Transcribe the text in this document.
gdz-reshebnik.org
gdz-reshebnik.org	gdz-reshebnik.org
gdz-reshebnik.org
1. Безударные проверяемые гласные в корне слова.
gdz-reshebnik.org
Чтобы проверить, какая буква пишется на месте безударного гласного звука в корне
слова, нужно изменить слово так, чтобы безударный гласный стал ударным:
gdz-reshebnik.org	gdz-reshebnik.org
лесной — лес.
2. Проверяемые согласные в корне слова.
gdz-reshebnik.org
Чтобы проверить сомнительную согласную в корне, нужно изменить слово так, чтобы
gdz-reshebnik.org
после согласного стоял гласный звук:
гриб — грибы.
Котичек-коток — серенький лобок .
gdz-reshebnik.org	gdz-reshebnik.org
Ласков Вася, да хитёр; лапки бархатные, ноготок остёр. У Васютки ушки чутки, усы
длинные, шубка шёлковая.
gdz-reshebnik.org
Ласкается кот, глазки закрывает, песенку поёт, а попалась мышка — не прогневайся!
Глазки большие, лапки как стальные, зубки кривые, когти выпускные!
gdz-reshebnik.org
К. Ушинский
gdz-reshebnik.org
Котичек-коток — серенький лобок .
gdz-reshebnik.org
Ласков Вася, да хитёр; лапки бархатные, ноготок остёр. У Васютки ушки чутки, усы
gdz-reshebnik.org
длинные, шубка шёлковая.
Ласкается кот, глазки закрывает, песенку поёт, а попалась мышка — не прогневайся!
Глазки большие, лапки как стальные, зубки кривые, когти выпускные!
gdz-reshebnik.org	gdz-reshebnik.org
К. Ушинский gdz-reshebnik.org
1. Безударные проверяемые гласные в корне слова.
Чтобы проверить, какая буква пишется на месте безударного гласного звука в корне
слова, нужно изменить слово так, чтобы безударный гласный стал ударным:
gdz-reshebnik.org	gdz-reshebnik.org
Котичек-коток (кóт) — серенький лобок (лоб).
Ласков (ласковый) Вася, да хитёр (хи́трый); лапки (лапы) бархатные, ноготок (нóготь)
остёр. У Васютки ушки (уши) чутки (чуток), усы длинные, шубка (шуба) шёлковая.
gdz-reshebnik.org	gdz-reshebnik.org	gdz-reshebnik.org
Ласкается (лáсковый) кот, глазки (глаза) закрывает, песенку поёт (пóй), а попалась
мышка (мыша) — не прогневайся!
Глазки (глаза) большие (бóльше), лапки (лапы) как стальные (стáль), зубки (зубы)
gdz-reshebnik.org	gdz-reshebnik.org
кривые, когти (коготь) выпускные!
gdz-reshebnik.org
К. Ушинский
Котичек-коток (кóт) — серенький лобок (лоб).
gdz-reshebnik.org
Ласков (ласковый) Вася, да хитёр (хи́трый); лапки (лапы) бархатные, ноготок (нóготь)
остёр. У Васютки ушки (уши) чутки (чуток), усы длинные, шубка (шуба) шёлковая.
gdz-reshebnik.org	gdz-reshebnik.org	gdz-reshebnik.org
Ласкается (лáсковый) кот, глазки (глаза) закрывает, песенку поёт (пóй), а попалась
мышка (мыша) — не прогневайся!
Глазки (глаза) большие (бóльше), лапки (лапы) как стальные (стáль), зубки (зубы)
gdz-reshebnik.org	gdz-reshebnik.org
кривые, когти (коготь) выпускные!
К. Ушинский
============================================================
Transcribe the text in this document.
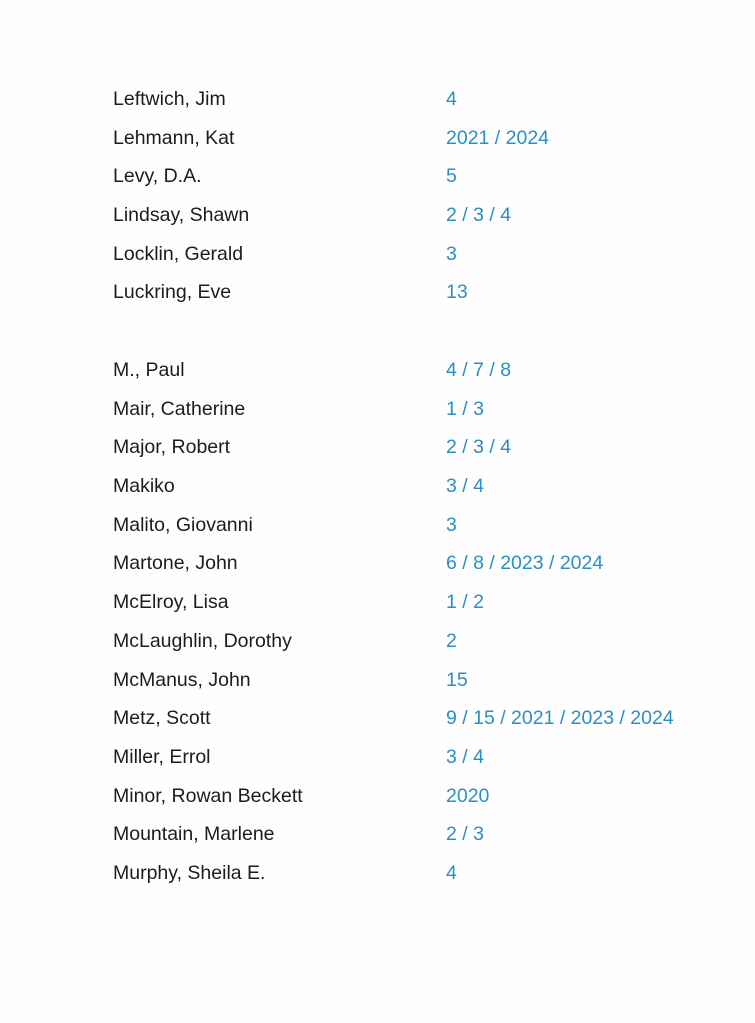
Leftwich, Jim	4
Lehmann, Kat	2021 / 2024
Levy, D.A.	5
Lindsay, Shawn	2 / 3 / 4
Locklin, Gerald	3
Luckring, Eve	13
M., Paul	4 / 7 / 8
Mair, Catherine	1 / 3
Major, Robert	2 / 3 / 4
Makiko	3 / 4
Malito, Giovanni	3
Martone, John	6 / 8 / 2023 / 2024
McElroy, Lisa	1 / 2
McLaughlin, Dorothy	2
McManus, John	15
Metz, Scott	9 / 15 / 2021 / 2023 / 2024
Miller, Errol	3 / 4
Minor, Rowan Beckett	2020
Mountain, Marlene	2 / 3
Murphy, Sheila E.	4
============================================================
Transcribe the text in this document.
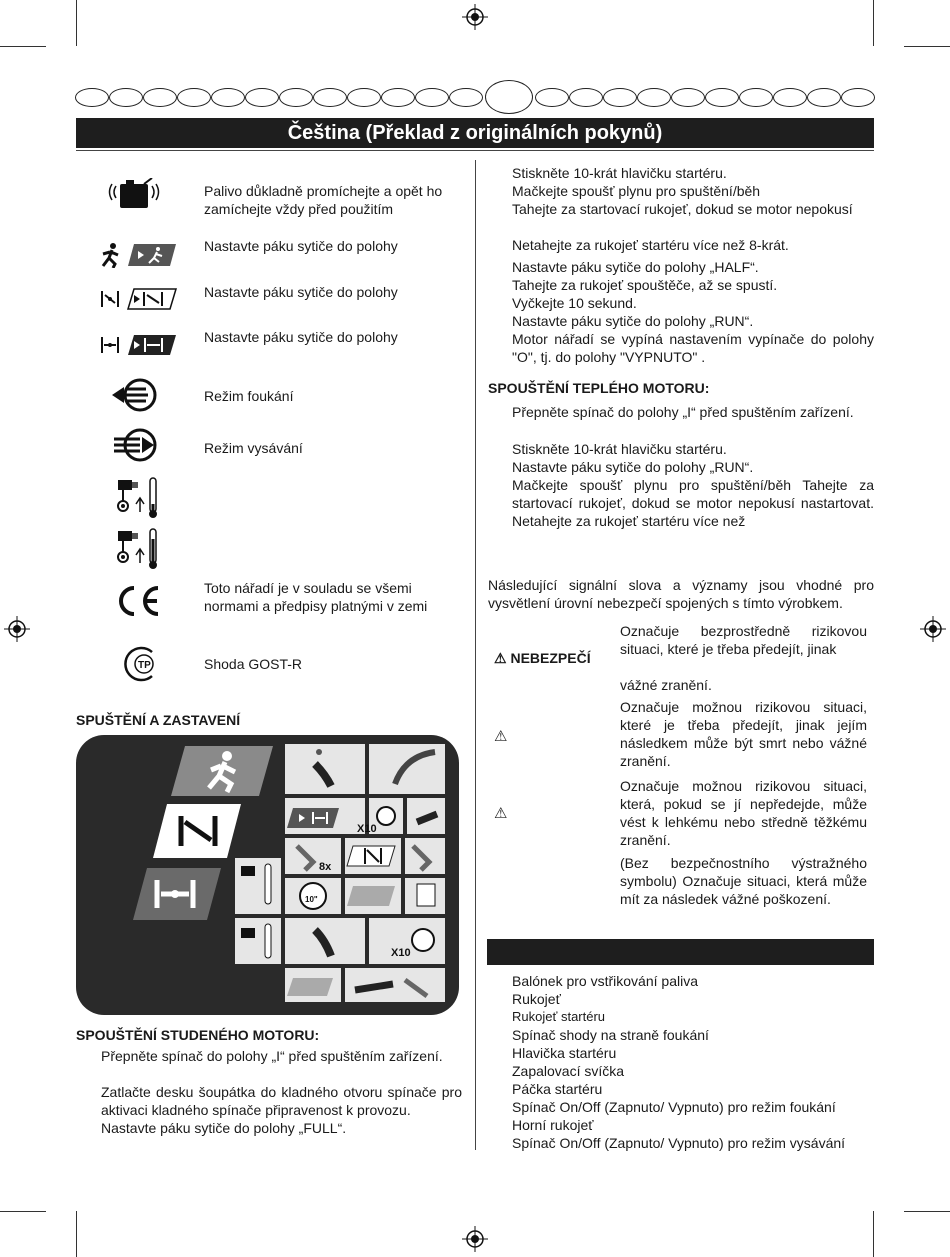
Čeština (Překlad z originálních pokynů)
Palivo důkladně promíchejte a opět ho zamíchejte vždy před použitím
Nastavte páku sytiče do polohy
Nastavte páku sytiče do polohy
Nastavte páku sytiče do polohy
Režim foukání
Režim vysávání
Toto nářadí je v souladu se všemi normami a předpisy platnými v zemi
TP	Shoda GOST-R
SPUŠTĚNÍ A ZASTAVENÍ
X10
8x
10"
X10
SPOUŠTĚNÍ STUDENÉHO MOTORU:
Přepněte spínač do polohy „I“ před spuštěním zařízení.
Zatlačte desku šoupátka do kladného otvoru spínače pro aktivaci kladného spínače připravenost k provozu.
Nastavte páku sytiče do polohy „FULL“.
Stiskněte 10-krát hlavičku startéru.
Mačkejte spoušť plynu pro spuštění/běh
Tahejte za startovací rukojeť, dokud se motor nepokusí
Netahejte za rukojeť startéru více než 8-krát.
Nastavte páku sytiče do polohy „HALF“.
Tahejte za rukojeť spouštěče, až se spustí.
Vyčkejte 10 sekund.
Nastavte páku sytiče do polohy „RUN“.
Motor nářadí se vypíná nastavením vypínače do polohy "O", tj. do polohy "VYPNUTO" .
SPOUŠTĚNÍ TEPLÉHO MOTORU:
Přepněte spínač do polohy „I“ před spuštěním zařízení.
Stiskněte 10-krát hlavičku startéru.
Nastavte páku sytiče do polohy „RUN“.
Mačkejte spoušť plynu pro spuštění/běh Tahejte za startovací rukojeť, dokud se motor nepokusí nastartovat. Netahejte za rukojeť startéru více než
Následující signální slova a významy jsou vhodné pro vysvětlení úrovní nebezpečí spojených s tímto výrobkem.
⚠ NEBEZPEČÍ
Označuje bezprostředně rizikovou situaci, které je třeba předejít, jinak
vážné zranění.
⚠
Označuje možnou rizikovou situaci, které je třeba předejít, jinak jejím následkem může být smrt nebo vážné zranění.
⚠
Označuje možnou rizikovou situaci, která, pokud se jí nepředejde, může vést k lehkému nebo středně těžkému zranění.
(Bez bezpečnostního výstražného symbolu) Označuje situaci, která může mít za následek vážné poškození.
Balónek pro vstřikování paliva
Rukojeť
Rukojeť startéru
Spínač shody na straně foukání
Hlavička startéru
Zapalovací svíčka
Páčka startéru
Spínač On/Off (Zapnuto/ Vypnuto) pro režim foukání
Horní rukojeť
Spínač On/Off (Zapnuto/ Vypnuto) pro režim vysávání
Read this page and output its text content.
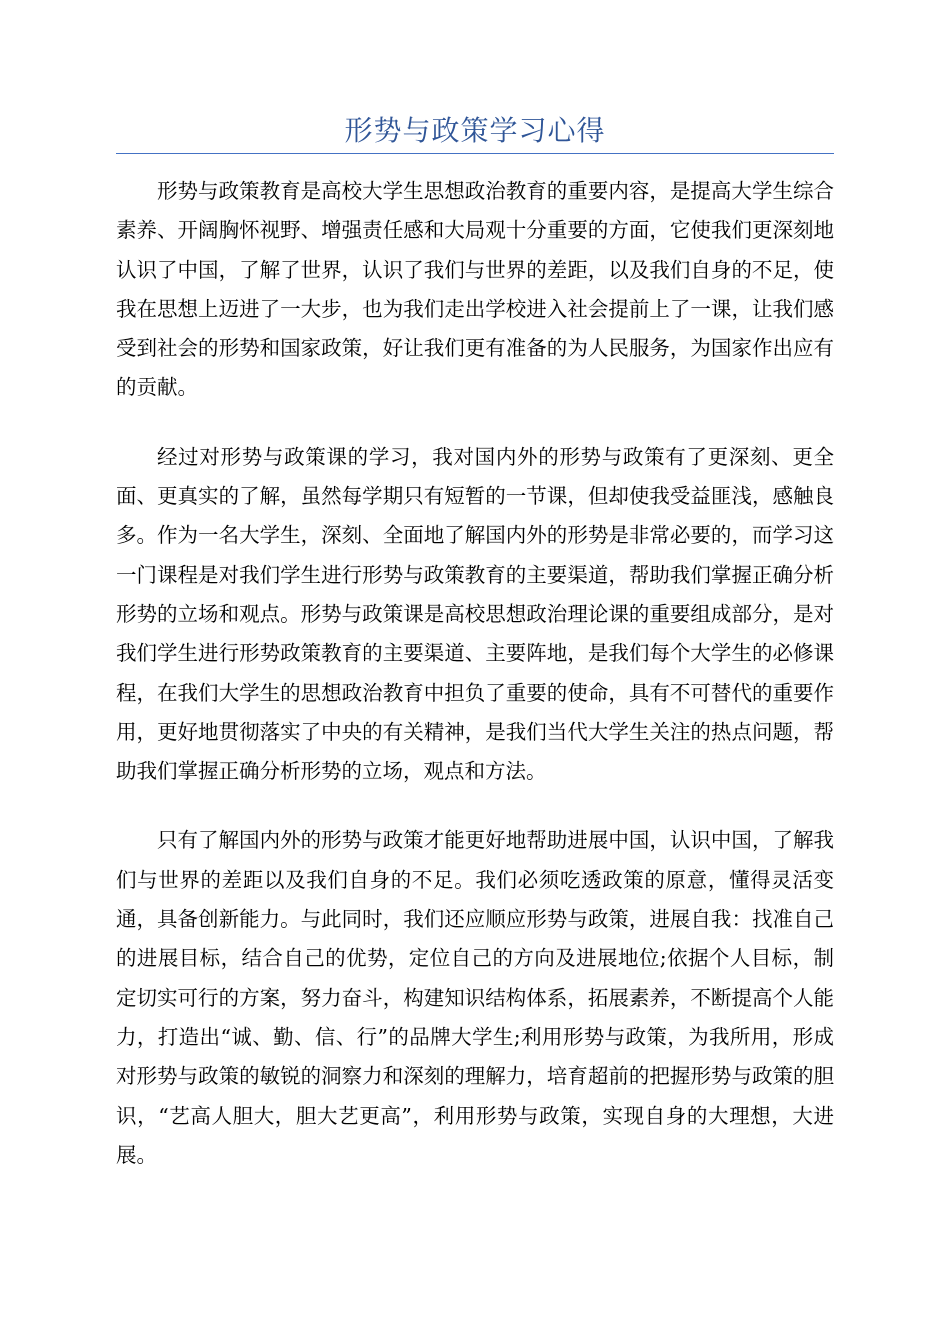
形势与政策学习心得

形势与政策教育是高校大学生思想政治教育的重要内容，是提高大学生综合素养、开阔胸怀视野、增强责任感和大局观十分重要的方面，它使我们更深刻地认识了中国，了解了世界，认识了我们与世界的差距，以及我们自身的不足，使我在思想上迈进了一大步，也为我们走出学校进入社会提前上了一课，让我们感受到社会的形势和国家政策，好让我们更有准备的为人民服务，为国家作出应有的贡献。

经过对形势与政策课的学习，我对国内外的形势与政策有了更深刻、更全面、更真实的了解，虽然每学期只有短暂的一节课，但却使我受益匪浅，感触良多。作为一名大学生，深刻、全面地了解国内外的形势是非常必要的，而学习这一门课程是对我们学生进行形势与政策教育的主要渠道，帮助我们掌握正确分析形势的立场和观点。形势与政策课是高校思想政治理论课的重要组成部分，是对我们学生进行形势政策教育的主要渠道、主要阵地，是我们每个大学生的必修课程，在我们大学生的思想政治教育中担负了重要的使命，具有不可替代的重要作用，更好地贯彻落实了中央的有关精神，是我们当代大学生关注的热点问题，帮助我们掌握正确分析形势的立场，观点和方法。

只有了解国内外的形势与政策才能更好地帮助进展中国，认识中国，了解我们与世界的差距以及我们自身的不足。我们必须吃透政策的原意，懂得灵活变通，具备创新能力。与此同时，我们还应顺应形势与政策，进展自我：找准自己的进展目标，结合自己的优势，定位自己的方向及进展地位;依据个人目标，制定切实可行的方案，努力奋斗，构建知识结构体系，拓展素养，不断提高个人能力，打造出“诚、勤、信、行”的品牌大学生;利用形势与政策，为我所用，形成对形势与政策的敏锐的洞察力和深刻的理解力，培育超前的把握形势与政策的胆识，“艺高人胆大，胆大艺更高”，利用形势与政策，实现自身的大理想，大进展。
============================================================
For the listing above, identify each line bearing "třeba".

▸ Result of the task:
Označuje bezprostředně rizikovou situaci, které je třeba předejít, jinak
Označuje možnou rizikovou situaci, které je třeba předejít, jinak jejím následkem může být smrt nebo vážné zranění.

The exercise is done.